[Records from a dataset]
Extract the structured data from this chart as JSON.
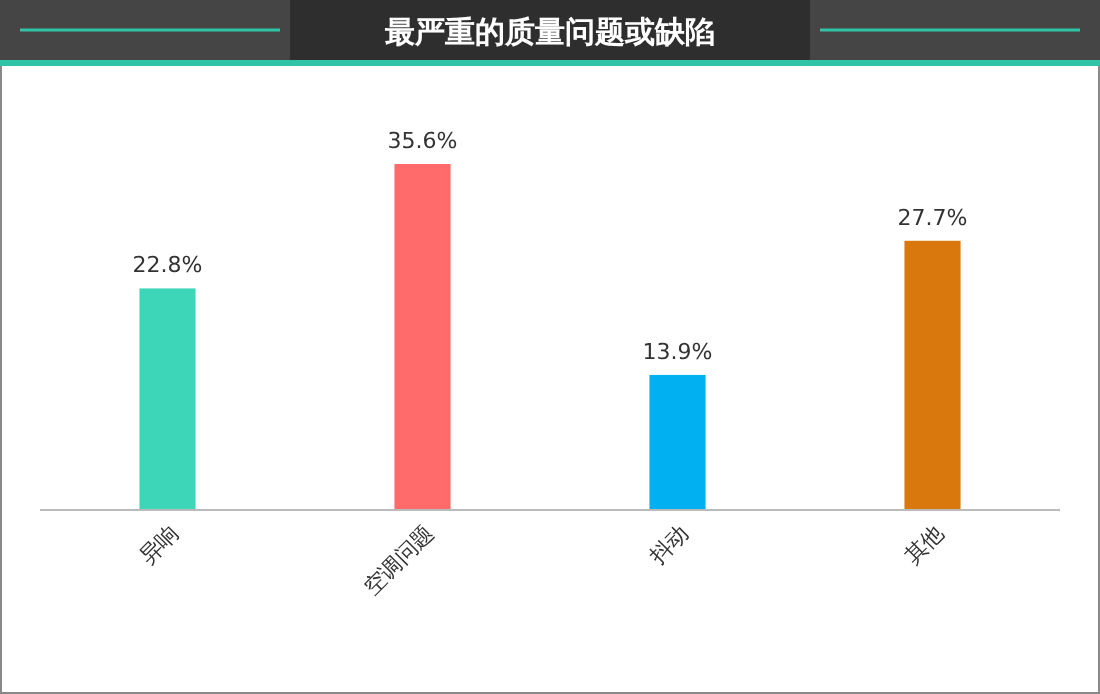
{
  "chart_data": {
    "type": "bar",
    "title": "最严重的质量问题或缺陷",
    "categories": [
      "异响",
      "空调问题",
      "抖动",
      "其他"
    ],
    "values": [
      22.8,
      35.6,
      13.9,
      27.7
    ],
    "colors": [
      "#3dd6b8",
      "#ff6b6b",
      "#00b0f0",
      "#d9780c"
    ],
    "value_labels": [
      "22.8%",
      "35.6%",
      "13.9%",
      "27.7%"
    ]
  }
}
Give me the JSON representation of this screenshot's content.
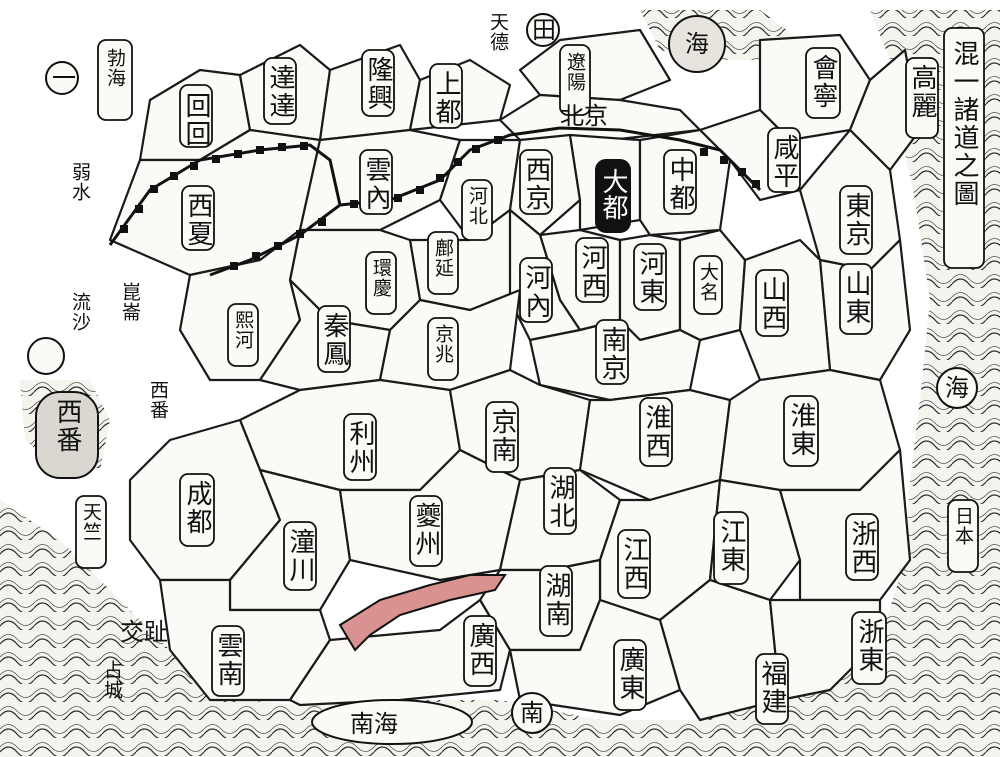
{
  "map": {
    "title": "混一諸道之圖",
    "highlight_color": "#d9928f",
    "top_labels": {
      "circle_one": "一",
      "bohai": "勃海",
      "tiande": "天德",
      "field_mark": "田",
      "liaoyang": "遼陽",
      "seal": "海",
      "north_capital": "北京"
    },
    "regions": {
      "huihui": "回回",
      "dada": "達達",
      "longxing": "隆興",
      "shangdu": "上都",
      "yunnei": "雲內",
      "xixia": "西夏",
      "xijing": "西京",
      "hebei": "河北",
      "dadu": "大都",
      "zhongdu": "中都",
      "xianping": "咸平",
      "huining": "會寧",
      "gaoli": "高麗",
      "dongjing": "東京",
      "shandong": "山東",
      "fuyan": "鄜延",
      "hexi": "河西",
      "hedong": "河東",
      "daming": "大名",
      "shanxi": "山西",
      "qinfeng": "秦鳳",
      "huanqing": "環慶",
      "xihe": "熙河",
      "jingzhao": "京兆",
      "henei": "河內",
      "nanjing": "南京",
      "lizhou": "利州",
      "jingnan": "京南",
      "huaixi": "淮西",
      "huaidong": "淮東",
      "chengdu": "成都",
      "kuizhou": "夔州",
      "hubei": "湖北",
      "jiangxi": "江西",
      "jiangdong": "江東",
      "zhexi": "浙西",
      "tongchuan": "潼川",
      "hunan": "湖南",
      "yunnan": "雲南",
      "guangxi": "廣西",
      "guangdong": "廣東",
      "fujian": "福建",
      "zhedong": "浙東"
    },
    "outside_labels": {
      "ruoshui": "弱水",
      "guangsha": "流沙",
      "tibet_west": "西番",
      "kunlun": "崑崙",
      "xifan_seal": "西番",
      "tianzhu": "天竺",
      "jiaozhi": "交趾",
      "ribenjp": "日本",
      "hai_right": "海",
      "nan_sea": "南",
      "bottom_sea": "南海",
      "yuyuan": "占城"
    }
  }
}
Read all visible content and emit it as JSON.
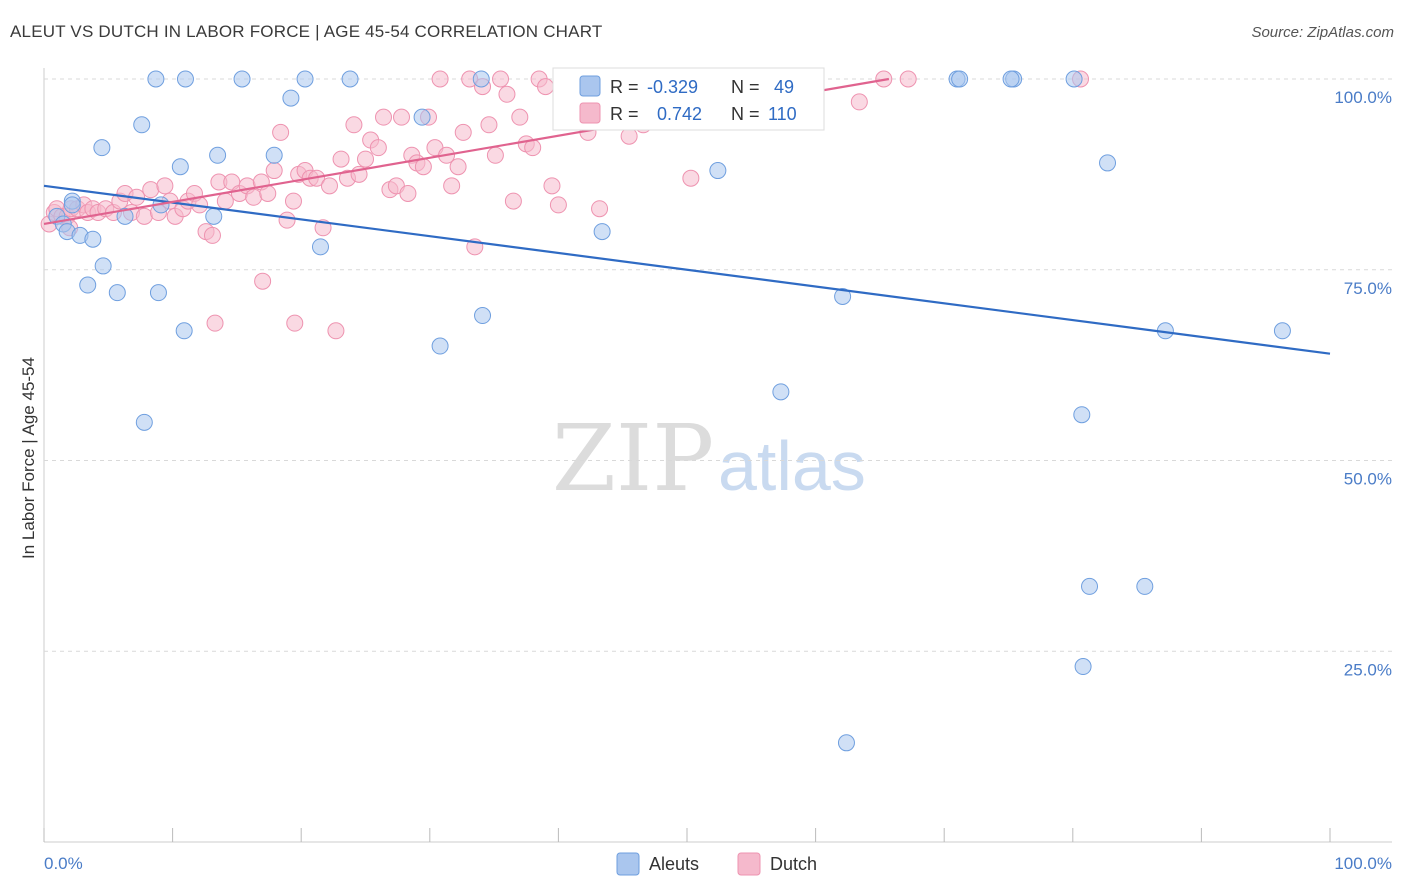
{
  "title": "ALEUT VS DUTCH IN LABOR FORCE | AGE 45-54 CORRELATION CHART",
  "source": "Source: ZipAtlas.com",
  "watermark": {
    "zip": "ZIP",
    "atlas": "atlas"
  },
  "colors": {
    "aleut_fill": "#aac6ee",
    "aleut_stroke": "#6f9fdf",
    "aleut_line": "#2f6bc4",
    "dutch_fill": "#f5b9cc",
    "dutch_stroke": "#ee93b0",
    "dutch_line": "#e0638f",
    "grid": "#d9d9d9",
    "tick_label": "#4a7cc7"
  },
  "legend": {
    "rows": [
      {
        "r_label": "R =",
        "r_value": "-0.329",
        "n_label": "N =",
        "n_value": "49"
      },
      {
        "r_label": "R =",
        "r_value": "0.742",
        "n_label": "N =",
        "n_value": "110"
      }
    ]
  },
  "chart_data": {
    "type": "scatter",
    "title": "ALEUT VS DUTCH IN LABOR FORCE | AGE 45-54 CORRELATION CHART",
    "xlabel": "",
    "ylabel": "In Labor Force | Age 45-54",
    "xlim": [
      0,
      100
    ],
    "ylim": [
      0,
      100
    ],
    "x_tick_labels": [
      "0.0%",
      "100.0%"
    ],
    "y_ticks": [
      25,
      50,
      75,
      100
    ],
    "y_tick_labels": [
      "25.0%",
      "50.0%",
      "75.0%",
      "100.0%"
    ],
    "grid": "horizontal dashed",
    "legend_position": "bottom-center",
    "series": [
      {
        "name": "Aleuts",
        "trend": {
          "x": [
            0,
            100
          ],
          "y": [
            86,
            64
          ]
        },
        "points": [
          [
            1,
            82
          ],
          [
            1.5,
            81
          ],
          [
            1.8,
            80
          ],
          [
            2.2,
            84
          ],
          [
            2.8,
            79.5
          ],
          [
            3.8,
            79
          ],
          [
            3.4,
            73
          ],
          [
            4.6,
            75.5
          ],
          [
            5.7,
            72
          ],
          [
            4.5,
            91
          ],
          [
            7.8,
            55
          ],
          [
            8.9,
            72
          ],
          [
            8.7,
            100
          ],
          [
            7.6,
            94
          ],
          [
            10.6,
            88.5
          ],
          [
            10.9,
            67
          ],
          [
            11,
            100
          ],
          [
            13.5,
            90
          ],
          [
            13.2,
            82
          ],
          [
            15.4,
            100
          ],
          [
            17.9,
            90
          ],
          [
            19.2,
            97.5
          ],
          [
            20.3,
            100
          ],
          [
            21.5,
            78
          ],
          [
            23.8,
            100
          ],
          [
            29.4,
            95
          ],
          [
            30.8,
            65
          ],
          [
            34,
            100
          ],
          [
            34.1,
            69
          ],
          [
            43.4,
            80
          ],
          [
            52.4,
            88
          ],
          [
            57.3,
            59
          ],
          [
            62.1,
            71.5
          ],
          [
            62.4,
            13
          ],
          [
            71,
            100
          ],
          [
            82.7,
            89
          ],
          [
            80.1,
            100
          ],
          [
            80.7,
            56
          ],
          [
            81.3,
            33.5
          ],
          [
            85.6,
            33.5
          ],
          [
            80.8,
            23
          ],
          [
            87.2,
            67
          ],
          [
            96.3,
            67
          ],
          [
            75.4,
            100
          ],
          [
            75.2,
            100
          ],
          [
            6.3,
            82
          ],
          [
            9.1,
            83.5
          ],
          [
            2.2,
            83.5
          ],
          [
            71.2,
            100
          ]
        ]
      },
      {
        "name": "Dutch",
        "trend": {
          "x": [
            0,
            65.7
          ],
          "y": [
            81,
            100
          ]
        },
        "points": [
          [
            0.4,
            81
          ],
          [
            0.8,
            82.5
          ],
          [
            1,
            83
          ],
          [
            1.4,
            82
          ],
          [
            1.8,
            82
          ],
          [
            2.1,
            83
          ],
          [
            2.6,
            83
          ],
          [
            3.1,
            83.5
          ],
          [
            3.4,
            82.5
          ],
          [
            3.8,
            83
          ],
          [
            4.2,
            82.5
          ],
          [
            4.8,
            83
          ],
          [
            5.4,
            82.5
          ],
          [
            5.9,
            84
          ],
          [
            6.3,
            85
          ],
          [
            6.8,
            82.5
          ],
          [
            7.2,
            84.5
          ],
          [
            7.8,
            82
          ],
          [
            8.3,
            85.5
          ],
          [
            8.9,
            82.5
          ],
          [
            9.4,
            86
          ],
          [
            9.8,
            84
          ],
          [
            10.2,
            82
          ],
          [
            10.8,
            83
          ],
          [
            11.2,
            84
          ],
          [
            11.7,
            85
          ],
          [
            12.1,
            83.5
          ],
          [
            12.6,
            80
          ],
          [
            13.1,
            79.5
          ],
          [
            13.6,
            86.5
          ],
          [
            14.1,
            84
          ],
          [
            14.6,
            86.5
          ],
          [
            15.2,
            85
          ],
          [
            15.8,
            86
          ],
          [
            16.3,
            84.5
          ],
          [
            16.9,
            86.5
          ],
          [
            17.4,
            85
          ],
          [
            17.9,
            88
          ],
          [
            18.4,
            93
          ],
          [
            18.9,
            81.5
          ],
          [
            19.4,
            84
          ],
          [
            19.8,
            87.5
          ],
          [
            20.3,
            88
          ],
          [
            20.7,
            87
          ],
          [
            21.2,
            87
          ],
          [
            21.7,
            80.5
          ],
          [
            22.2,
            86
          ],
          [
            22.7,
            67
          ],
          [
            23.1,
            89.5
          ],
          [
            23.6,
            87
          ],
          [
            24.1,
            94
          ],
          [
            24.5,
            87.5
          ],
          [
            25,
            89.5
          ],
          [
            25.4,
            92
          ],
          [
            26,
            91
          ],
          [
            26.4,
            95
          ],
          [
            26.9,
            85.5
          ],
          [
            27.4,
            86
          ],
          [
            27.8,
            95
          ],
          [
            28.3,
            85
          ],
          [
            28.6,
            90
          ],
          [
            29,
            89
          ],
          [
            29.5,
            88.5
          ],
          [
            29.9,
            95
          ],
          [
            30.4,
            91
          ],
          [
            30.8,
            100
          ],
          [
            31.3,
            90
          ],
          [
            31.7,
            86
          ],
          [
            32.2,
            88.5
          ],
          [
            32.6,
            93
          ],
          [
            33.1,
            100
          ],
          [
            33.5,
            78
          ],
          [
            34.1,
            99
          ],
          [
            34.6,
            94
          ],
          [
            35.1,
            90
          ],
          [
            35.5,
            100
          ],
          [
            36,
            98
          ],
          [
            36.5,
            84
          ],
          [
            37,
            95
          ],
          [
            37.5,
            91.5
          ],
          [
            38,
            91
          ],
          [
            38.5,
            100
          ],
          [
            39,
            99
          ],
          [
            39.5,
            86
          ],
          [
            40,
            83.5
          ],
          [
            41.2,
            95
          ],
          [
            42.3,
            93
          ],
          [
            44,
            96
          ],
          [
            45.5,
            92.5
          ],
          [
            46.6,
            94
          ],
          [
            47.6,
            96
          ],
          [
            49.4,
            100
          ],
          [
            50.5,
            96
          ],
          [
            51.3,
            97
          ],
          [
            52.1,
            100
          ],
          [
            53,
            100
          ],
          [
            54.1,
            100
          ],
          [
            55.5,
            100
          ],
          [
            56.3,
            100
          ],
          [
            59.2,
            100
          ],
          [
            63.4,
            97
          ],
          [
            65.3,
            100
          ],
          [
            67.2,
            100
          ],
          [
            80.6,
            100
          ],
          [
            2,
            80.5
          ],
          [
            13.3,
            68
          ],
          [
            17,
            73.5
          ],
          [
            19.5,
            68
          ],
          [
            43.2,
            83
          ],
          [
            50.3,
            87
          ]
        ]
      }
    ]
  }
}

The exercise.
Return all lines containing the word "JSON".

Response.
Extract the structured data from this chart as JSON.
Give me the JSON representation of this screenshot's content.
Read all visible content and emit it as JSON.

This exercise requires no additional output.